#### Task details
From the entries below, gather each line containing the word "Charité".

#### Saved entries
-- Opening Marker --

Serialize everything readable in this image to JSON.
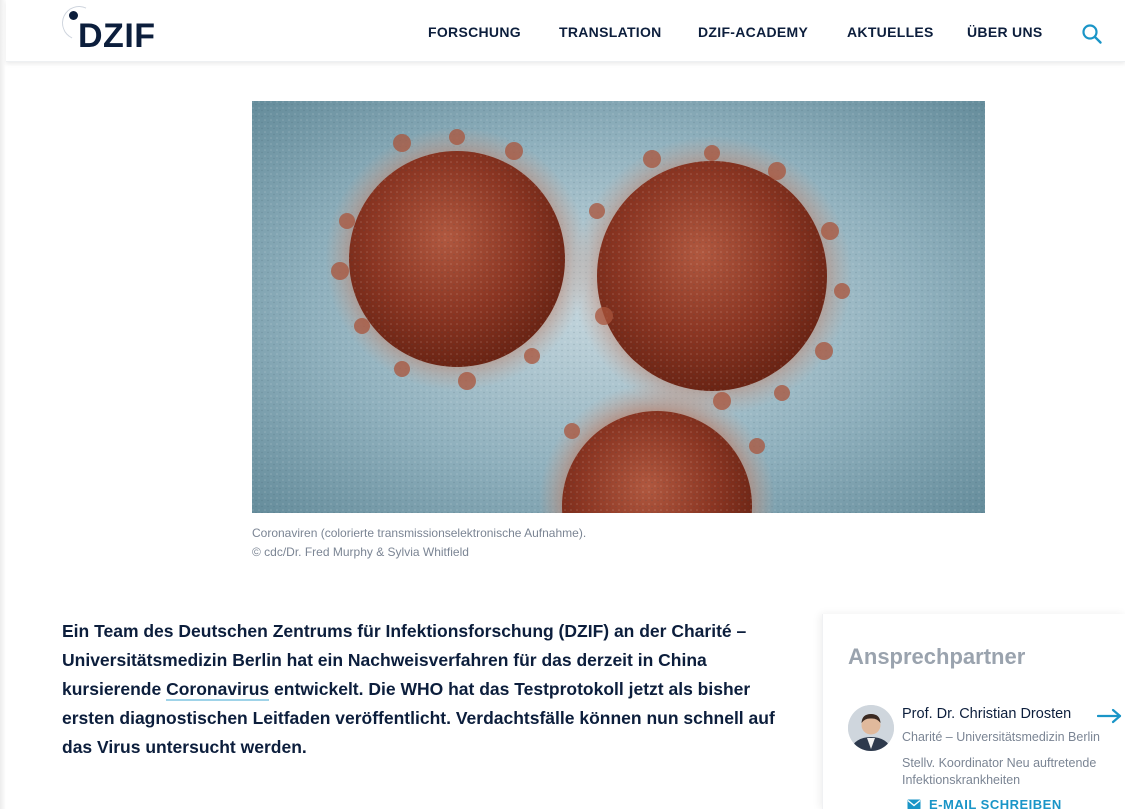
{
  "brand": {
    "logo_text": "DZIF"
  },
  "nav": {
    "items": [
      {
        "label": "FORSCHUNG"
      },
      {
        "label": "TRANSLATION"
      },
      {
        "label": "DZIF-ACADEMY"
      },
      {
        "label": "AKTUELLES"
      },
      {
        "label": "ÜBER UNS"
      }
    ],
    "search_icon": "search-icon"
  },
  "hero": {
    "caption_line1": "Coronaviren (colorierte transmissionselektronische Aufnahme).",
    "caption_line2": "© cdc/Dr. Fred Murphy & Sylvia Whitfield"
  },
  "article": {
    "lead_part1": "Ein Team des Deutschen Zentrums für Infektionsforschung (DZIF) an der Charité – Universitätsmedizin Berlin hat ein Nachweisverfahren für das derzeit in China kursierende ",
    "lead_link": "Coronavirus",
    "lead_part2": " entwickelt. Die WHO hat das Testprotokoll jetzt als bisher ersten diagnostischen Leitfaden veröffentlicht. Verdachtsfälle können nun schnell auf das Virus untersucht werden."
  },
  "contact": {
    "title": "Ansprechpartner",
    "name": "Prof. Dr. Christian Drosten",
    "institution": "Charité – Universitätsmedizin Berlin",
    "role": "Stellv. Koordinator Neu auftretende Infektionskrankheiten",
    "email_label": "E-MAIL SCHREIBEN"
  },
  "colors": {
    "brand_navy": "#0c1e3c",
    "accent_blue": "#1a95c7",
    "muted_gray": "#7b8594"
  }
}
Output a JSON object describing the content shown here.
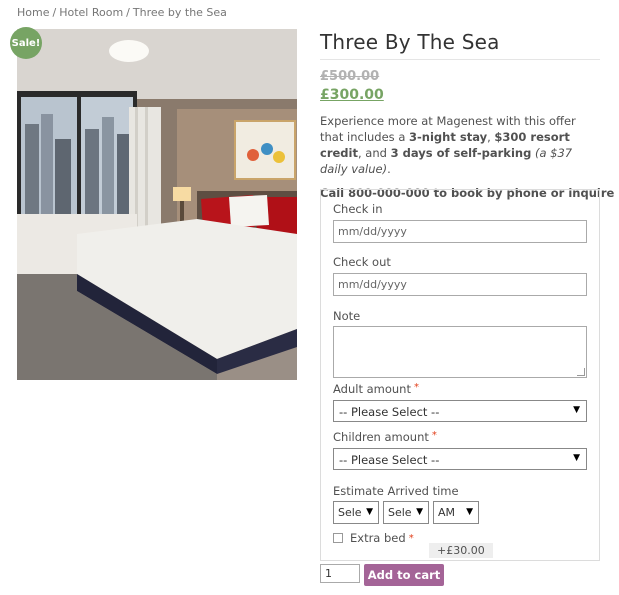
{
  "breadcrumb": {
    "items": [
      "Home",
      "Hotel Room",
      "Three by the Sea"
    ],
    "separator": "/"
  },
  "product": {
    "badge": "Sale!",
    "title": "Three By The Sea",
    "price_old": "£500.00",
    "price_new": "£300.00",
    "description": {
      "p1": "Experience more at Magenest with this offer that includes a ",
      "b1": "3-night stay",
      "p2": ", ",
      "b2": "$300 resort credit",
      "p3": ", and ",
      "b3": "3 days of self-parking",
      "p4": " ",
      "i1": "(a $37 daily value)",
      "p5": "."
    },
    "call_text": "Call 800-000-000 to book by phone or inquire"
  },
  "form": {
    "check_in_label": "Check in",
    "check_in_placeholder": "mm/dd/yyyy",
    "check_out_label": "Check out",
    "check_out_placeholder": "mm/dd/yyyy",
    "note_label": "Note",
    "adult_label": "Adult amount",
    "adult_value": "-- Please Select --",
    "children_label": "Children amount",
    "children_value": "-- Please Select --",
    "arrival_label": "Estimate Arrived time",
    "hour_value": "Sele",
    "minute_value": "Sele",
    "ampm_value": "AM",
    "required_mark": "*",
    "extra_bed_label": "Extra bed",
    "extra_bed_price": "+£30.00"
  },
  "cart": {
    "quantity": "1",
    "add_label": "Add to cart"
  },
  "colors": {
    "sale_green": "#77a464",
    "button_purple": "#a46497",
    "required_red": "#e2401c"
  }
}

-- Closing Marker --

#### Solution below
    "lead_part1": "Ein Team des Deutschen Zentrums für Infektionsforschung (DZIF) an der Charité – Universitätsmedizin Berlin hat ein Nachweisverfahren für das derzeit in China kursierende ",
    "institution": "Charité – Universitätsmedizin Berlin",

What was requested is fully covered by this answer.